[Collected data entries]
____________________
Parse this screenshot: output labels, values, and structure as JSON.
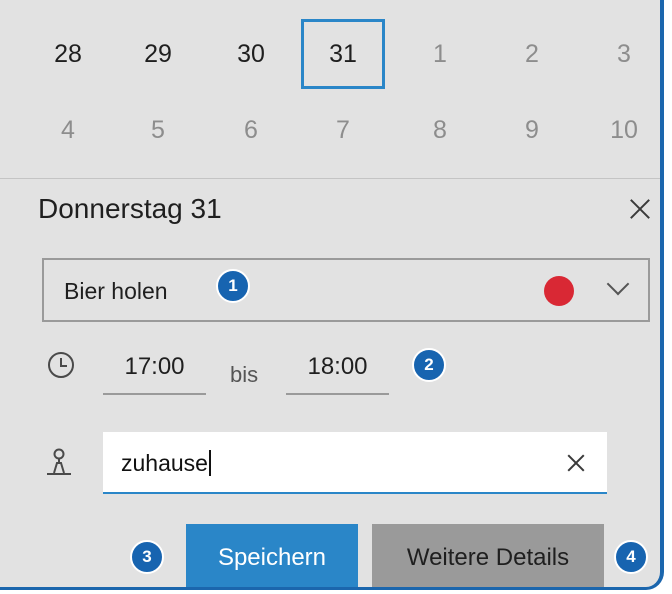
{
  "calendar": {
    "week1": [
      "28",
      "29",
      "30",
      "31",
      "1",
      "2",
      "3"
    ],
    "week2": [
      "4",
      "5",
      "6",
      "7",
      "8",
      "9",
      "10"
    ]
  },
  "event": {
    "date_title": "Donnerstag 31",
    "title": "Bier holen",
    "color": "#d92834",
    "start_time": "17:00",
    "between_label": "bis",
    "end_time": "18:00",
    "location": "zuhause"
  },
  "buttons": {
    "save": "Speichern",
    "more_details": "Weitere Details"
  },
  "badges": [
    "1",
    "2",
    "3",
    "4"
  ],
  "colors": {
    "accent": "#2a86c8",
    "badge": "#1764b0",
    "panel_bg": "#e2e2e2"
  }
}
____________________
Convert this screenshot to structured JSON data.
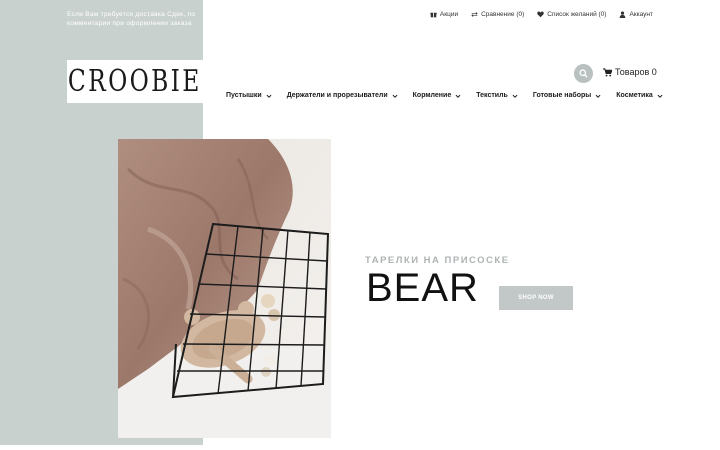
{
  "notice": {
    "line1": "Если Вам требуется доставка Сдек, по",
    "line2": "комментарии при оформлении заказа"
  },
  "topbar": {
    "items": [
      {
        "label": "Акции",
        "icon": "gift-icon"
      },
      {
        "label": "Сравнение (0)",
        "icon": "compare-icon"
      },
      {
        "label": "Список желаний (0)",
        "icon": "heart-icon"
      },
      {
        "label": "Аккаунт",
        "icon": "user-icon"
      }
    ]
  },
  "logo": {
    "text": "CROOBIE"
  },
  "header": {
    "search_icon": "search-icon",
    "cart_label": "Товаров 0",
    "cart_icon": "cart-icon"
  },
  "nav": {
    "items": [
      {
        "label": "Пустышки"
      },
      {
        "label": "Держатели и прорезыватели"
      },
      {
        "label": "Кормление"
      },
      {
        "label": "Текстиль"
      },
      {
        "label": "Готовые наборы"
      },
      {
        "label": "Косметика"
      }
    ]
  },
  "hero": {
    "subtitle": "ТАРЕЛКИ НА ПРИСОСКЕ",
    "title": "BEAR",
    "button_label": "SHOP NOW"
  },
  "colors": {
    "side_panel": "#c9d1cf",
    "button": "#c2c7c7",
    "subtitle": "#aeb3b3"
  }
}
____________________
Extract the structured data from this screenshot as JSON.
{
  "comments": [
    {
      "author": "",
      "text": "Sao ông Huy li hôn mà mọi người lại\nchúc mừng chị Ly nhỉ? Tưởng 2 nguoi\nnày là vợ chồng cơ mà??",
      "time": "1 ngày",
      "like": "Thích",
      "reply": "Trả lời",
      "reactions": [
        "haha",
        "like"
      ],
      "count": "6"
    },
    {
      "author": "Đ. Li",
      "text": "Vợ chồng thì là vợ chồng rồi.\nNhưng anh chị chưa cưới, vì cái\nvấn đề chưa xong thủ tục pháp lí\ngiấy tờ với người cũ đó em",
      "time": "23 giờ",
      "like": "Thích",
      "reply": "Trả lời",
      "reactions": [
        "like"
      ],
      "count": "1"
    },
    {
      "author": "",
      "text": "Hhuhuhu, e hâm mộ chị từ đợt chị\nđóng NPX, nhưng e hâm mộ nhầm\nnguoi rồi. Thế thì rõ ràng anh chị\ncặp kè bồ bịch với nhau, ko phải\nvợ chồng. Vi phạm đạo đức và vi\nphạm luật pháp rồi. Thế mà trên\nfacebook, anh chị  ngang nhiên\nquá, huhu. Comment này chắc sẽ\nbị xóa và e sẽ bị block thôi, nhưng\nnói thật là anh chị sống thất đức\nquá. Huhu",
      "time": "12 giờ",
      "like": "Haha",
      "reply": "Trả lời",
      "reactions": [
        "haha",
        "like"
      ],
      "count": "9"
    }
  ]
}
____________________
WHAT YOU SHOULD DO — Gather each line in the entries above where the string "text" is found.

RESPONSE TO THIS EXERCISE —
    "text": "CROOBIE"
      "text": "Sao ông Huy li hôn mà mọi người lại\nchúc mừng chị Ly nhỉ? Tưởng 2 nguoi\nnày là vợ chồng cơ mà??",
      "text": "Vợ chồng thì là vợ chồng rồi.\nNhưng anh chị chưa cưới, vì cái\nvấn đề chưa xong thủ tục pháp lí\ngiấy tờ với người cũ đó em",
      "text": "Hhuhuhu, e hâm mộ chị từ đợt chị\nđóng NPX, nhưng e hâm mộ nhầm\nnguoi rồi. Thế thì rõ ràng anh chị\ncặp kè bồ bịch với nhau, ko phải\nvợ chồng. Vi phạm đạo đức và vi\nphạm luật pháp rồi. Thế mà trên\nfacebook, anh chị  ngang nhiên\nquá, huhu. Comment này chắc sẽ\nbị xóa và e sẽ bị block thôi, nhưng\nnói thật là anh chị sống thất đức\nquá. Huhu",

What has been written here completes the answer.